>> Start

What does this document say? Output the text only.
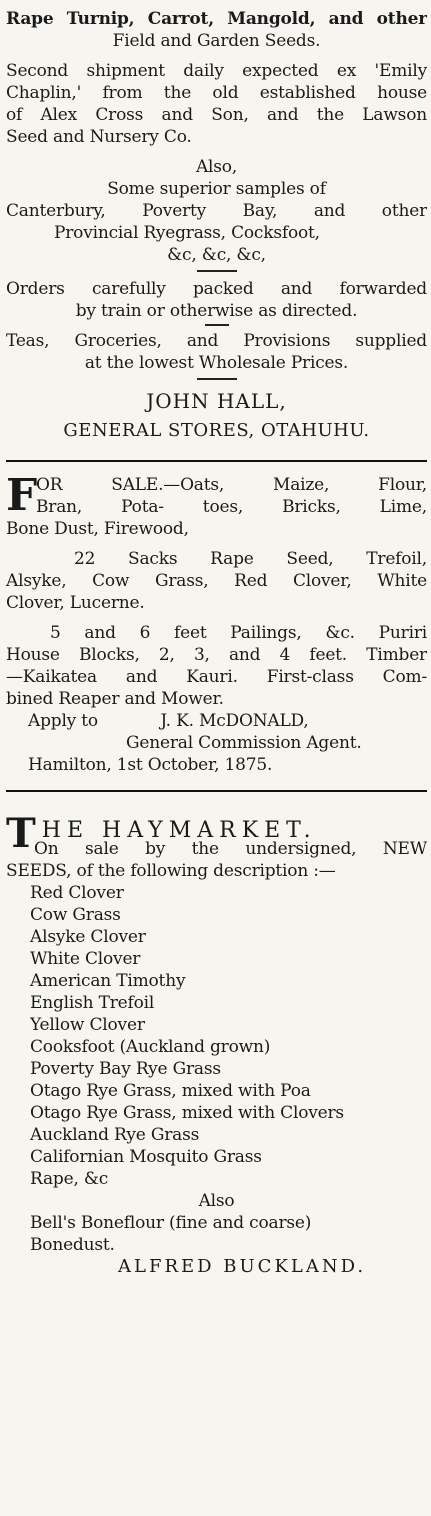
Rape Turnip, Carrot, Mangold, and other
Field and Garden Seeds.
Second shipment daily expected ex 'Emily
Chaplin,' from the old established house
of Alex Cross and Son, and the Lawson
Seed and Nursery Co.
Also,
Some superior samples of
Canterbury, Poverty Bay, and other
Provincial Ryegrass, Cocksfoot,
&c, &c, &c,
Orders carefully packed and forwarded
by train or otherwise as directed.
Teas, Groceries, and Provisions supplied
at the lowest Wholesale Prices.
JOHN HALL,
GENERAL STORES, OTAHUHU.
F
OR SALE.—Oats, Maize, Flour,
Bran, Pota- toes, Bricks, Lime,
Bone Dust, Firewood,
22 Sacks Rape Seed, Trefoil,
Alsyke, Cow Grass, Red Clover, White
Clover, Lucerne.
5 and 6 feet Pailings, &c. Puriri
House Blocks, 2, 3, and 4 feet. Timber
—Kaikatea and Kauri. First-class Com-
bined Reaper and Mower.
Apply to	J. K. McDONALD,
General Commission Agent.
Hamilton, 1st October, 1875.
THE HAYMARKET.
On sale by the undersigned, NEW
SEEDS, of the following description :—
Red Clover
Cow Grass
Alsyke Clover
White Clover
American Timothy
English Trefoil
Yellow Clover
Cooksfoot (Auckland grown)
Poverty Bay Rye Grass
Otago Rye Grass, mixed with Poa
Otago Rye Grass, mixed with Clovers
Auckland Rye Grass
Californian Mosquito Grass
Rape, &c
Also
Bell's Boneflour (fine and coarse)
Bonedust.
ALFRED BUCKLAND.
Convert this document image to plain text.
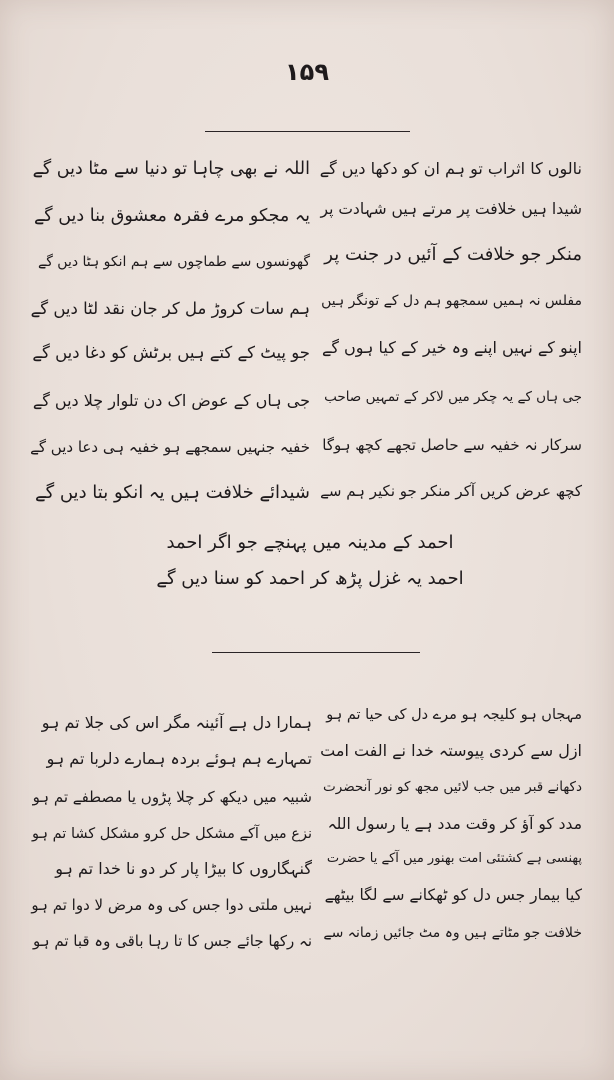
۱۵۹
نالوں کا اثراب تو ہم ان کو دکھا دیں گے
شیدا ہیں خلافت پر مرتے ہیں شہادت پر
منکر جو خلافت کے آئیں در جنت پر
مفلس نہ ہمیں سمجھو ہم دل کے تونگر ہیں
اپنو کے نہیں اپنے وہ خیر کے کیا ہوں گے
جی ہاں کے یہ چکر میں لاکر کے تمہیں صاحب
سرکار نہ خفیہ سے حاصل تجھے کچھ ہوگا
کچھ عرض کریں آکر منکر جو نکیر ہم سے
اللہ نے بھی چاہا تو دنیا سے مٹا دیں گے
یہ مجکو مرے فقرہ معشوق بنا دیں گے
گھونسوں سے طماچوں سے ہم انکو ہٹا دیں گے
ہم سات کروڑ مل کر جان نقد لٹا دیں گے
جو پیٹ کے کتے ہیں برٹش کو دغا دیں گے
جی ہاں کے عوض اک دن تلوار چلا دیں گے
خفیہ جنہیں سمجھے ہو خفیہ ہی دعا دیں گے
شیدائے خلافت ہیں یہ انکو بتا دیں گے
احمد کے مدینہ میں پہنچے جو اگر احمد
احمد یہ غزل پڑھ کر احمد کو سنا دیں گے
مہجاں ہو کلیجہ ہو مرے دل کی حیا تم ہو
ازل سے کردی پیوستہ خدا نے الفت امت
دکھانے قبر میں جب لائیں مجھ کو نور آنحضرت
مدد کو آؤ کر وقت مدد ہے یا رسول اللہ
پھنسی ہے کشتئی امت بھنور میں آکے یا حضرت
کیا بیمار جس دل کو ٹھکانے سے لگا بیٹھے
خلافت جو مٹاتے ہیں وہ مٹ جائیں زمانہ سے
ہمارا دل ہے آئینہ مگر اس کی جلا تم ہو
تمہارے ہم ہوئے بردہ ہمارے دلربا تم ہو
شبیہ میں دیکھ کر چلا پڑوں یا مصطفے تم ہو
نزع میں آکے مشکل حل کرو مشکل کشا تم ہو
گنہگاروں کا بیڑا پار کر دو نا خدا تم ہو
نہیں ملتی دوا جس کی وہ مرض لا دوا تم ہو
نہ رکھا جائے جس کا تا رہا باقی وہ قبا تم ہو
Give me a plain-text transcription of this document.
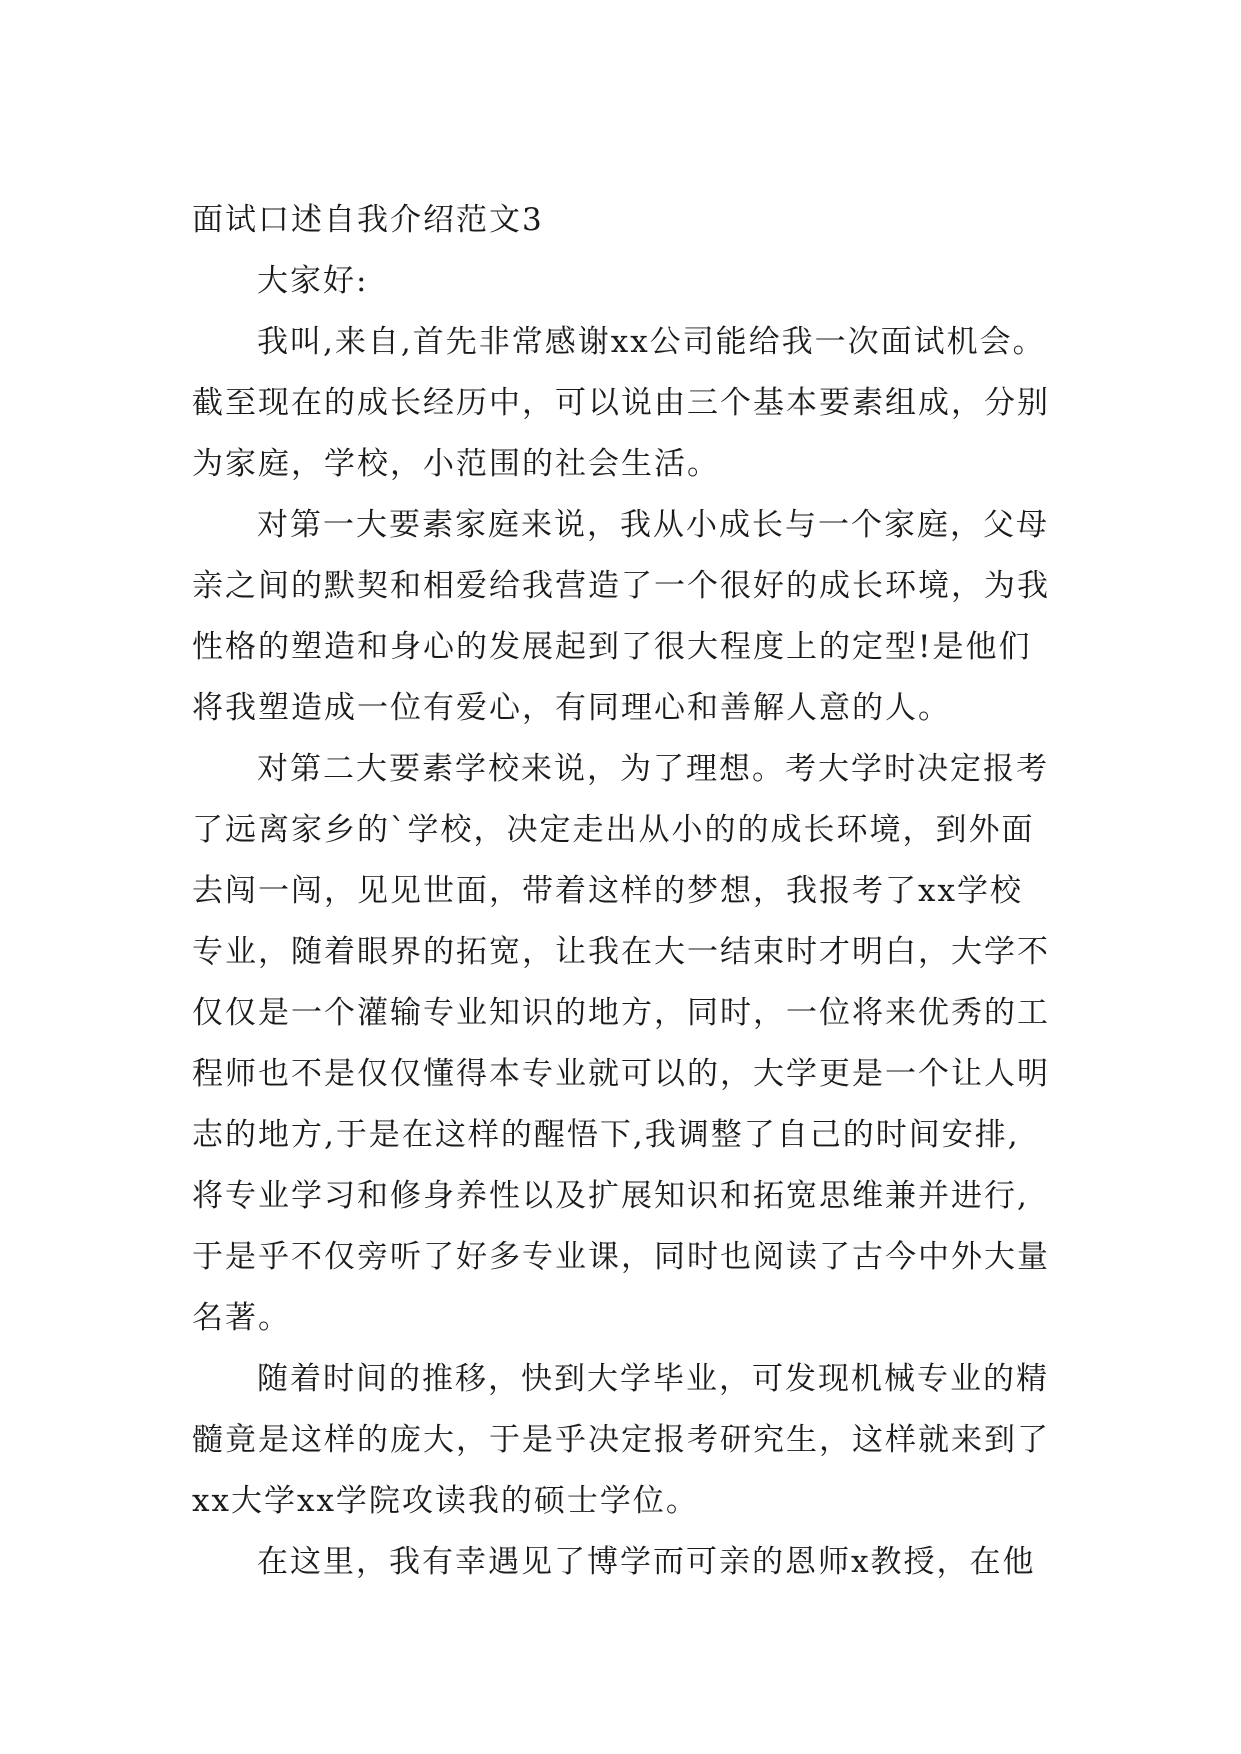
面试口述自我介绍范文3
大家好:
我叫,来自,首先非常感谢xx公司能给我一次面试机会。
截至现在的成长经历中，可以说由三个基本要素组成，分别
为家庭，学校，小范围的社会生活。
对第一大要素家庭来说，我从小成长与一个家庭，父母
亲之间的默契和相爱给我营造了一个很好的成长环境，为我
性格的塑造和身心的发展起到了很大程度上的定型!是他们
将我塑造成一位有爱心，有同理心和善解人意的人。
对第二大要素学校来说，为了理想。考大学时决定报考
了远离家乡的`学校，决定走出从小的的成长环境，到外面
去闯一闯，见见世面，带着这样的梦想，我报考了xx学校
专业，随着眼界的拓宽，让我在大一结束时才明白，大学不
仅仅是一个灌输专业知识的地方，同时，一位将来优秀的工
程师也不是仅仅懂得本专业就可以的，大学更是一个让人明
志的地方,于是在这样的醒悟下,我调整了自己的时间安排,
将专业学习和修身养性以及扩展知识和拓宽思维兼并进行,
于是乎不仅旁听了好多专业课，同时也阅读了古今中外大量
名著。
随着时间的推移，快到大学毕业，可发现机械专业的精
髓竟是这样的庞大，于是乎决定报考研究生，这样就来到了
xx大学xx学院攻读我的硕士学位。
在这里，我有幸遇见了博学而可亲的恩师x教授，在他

>> End

> [DIRECTIONS]:
Each line from the one bearing "Give me a plain-text" through the final line of the records is to be copied exactly, and no pictures are to be included.

> [ANSWER]:
Give me a plain-text transcription of this document.
面试口述自我介绍范文3
大家好:
我叫,来自,首先非常感谢xx公司能给我一次面试机会。
截至现在的成长经历中，可以说由三个基本要素组成，分别
为家庭，学校，小范围的社会生活。
对第一大要素家庭来说，我从小成长与一个家庭，父母
亲之间的默契和相爱给我营造了一个很好的成长环境，为我
性格的塑造和身心的发展起到了很大程度上的定型!是他们
将我塑造成一位有爱心，有同理心和善解人意的人。
对第二大要素学校来说，为了理想。考大学时决定报考
了远离家乡的`学校，决定走出从小的的成长环境，到外面
去闯一闯，见见世面，带着这样的梦想，我报考了xx学校
专业，随着眼界的拓宽，让我在大一结束时才明白，大学不
仅仅是一个灌输专业知识的地方，同时，一位将来优秀的工
程师也不是仅仅懂得本专业就可以的，大学更是一个让人明
志的地方,于是在这样的醒悟下,我调整了自己的时间安排,
将专业学习和修身养性以及扩展知识和拓宽思维兼并进行,
于是乎不仅旁听了好多专业课，同时也阅读了古今中外大量
名著。
随着时间的推移，快到大学毕业，可发现机械专业的精
髓竟是这样的庞大，于是乎决定报考研究生，这样就来到了
xx大学xx学院攻读我的硕士学位。
在这里，我有幸遇见了博学而可亲的恩师x教授，在他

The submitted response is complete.